◆ **Exercise aim**:
What follows is a set of entries. Repeat them exactly, but not their pictures.

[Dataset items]
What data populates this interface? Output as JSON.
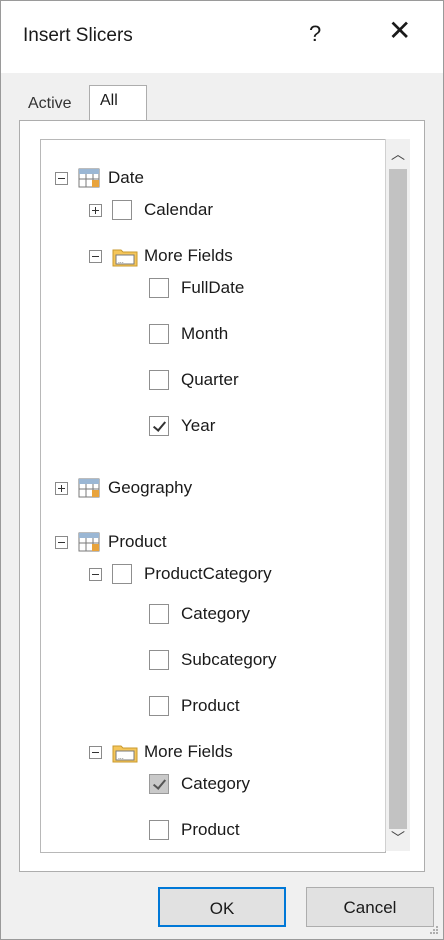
{
  "dialog": {
    "title": "Insert Slicers",
    "help_label": "?",
    "close_label": "✕"
  },
  "tabs": [
    {
      "label": "Active",
      "selected": false
    },
    {
      "label": "All",
      "selected": true
    }
  ],
  "tree": {
    "date": {
      "label": "Date",
      "calendar": "Calendar",
      "more_fields": "More Fields",
      "fields": [
        {
          "label": "FullDate",
          "checked": false
        },
        {
          "label": "Month",
          "checked": false
        },
        {
          "label": "Quarter",
          "checked": false
        },
        {
          "label": "Year",
          "checked": true
        }
      ]
    },
    "geography": {
      "label": "Geography"
    },
    "product": {
      "label": "Product",
      "category_group": "ProductCategory",
      "group_fields": [
        {
          "label": "Category",
          "checked": false
        },
        {
          "label": "Subcategory",
          "checked": false
        },
        {
          "label": "Product",
          "checked": false
        }
      ],
      "more_fields": "More Fields",
      "more_items": [
        {
          "label": "Category",
          "checked": true,
          "disabled": true
        },
        {
          "label": "Product",
          "checked": false
        }
      ]
    }
  },
  "buttons": {
    "ok": "OK",
    "cancel": "Cancel"
  },
  "icons": [
    "table-icon",
    "folder-icon",
    "expand-icon",
    "collapse-icon",
    "checkbox-icon",
    "scroll-up-icon",
    "scroll-down-icon",
    "resize-grip-icon"
  ]
}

◆ **Result of the task**:
What data populates this interface? Output as JSON.
{
  "dialog": {
    "title": "Insert Slicers",
    "help_label": "?",
    "close_label": "✕"
  },
  "tabs": [
    {
      "label": "Active",
      "selected": false
    },
    {
      "label": "All",
      "selected": true
    }
  ],
  "tree": {
    "date": {
      "label": "Date",
      "calendar": "Calendar",
      "more_fields": "More Fields",
      "fields": [
        {
          "label": "FullDate",
          "checked": false
        },
        {
          "label": "Month",
          "checked": false
        },
        {
          "label": "Quarter",
          "checked": false
        },
        {
          "label": "Year",
          "checked": true
        }
      ]
    },
    "geography": {
      "label": "Geography"
    },
    "product": {
      "label": "Product",
      "category_group": "ProductCategory",
      "group_fields": [
        {
          "label": "Category",
          "checked": false
        },
        {
          "label": "Subcategory",
          "checked": false
        },
        {
          "label": "Product",
          "checked": false
        }
      ],
      "more_fields": "More Fields",
      "more_items": [
        {
          "label": "Category",
          "checked": true,
          "disabled": true
        },
        {
          "label": "Product",
          "checked": false
        }
      ]
    }
  },
  "buttons": {
    "ok": "OK",
    "cancel": "Cancel"
  },
  "icons": [
    "table-icon",
    "folder-icon",
    "expand-icon",
    "collapse-icon",
    "checkbox-icon",
    "scroll-up-icon",
    "scroll-down-icon",
    "resize-grip-icon"
  ]
}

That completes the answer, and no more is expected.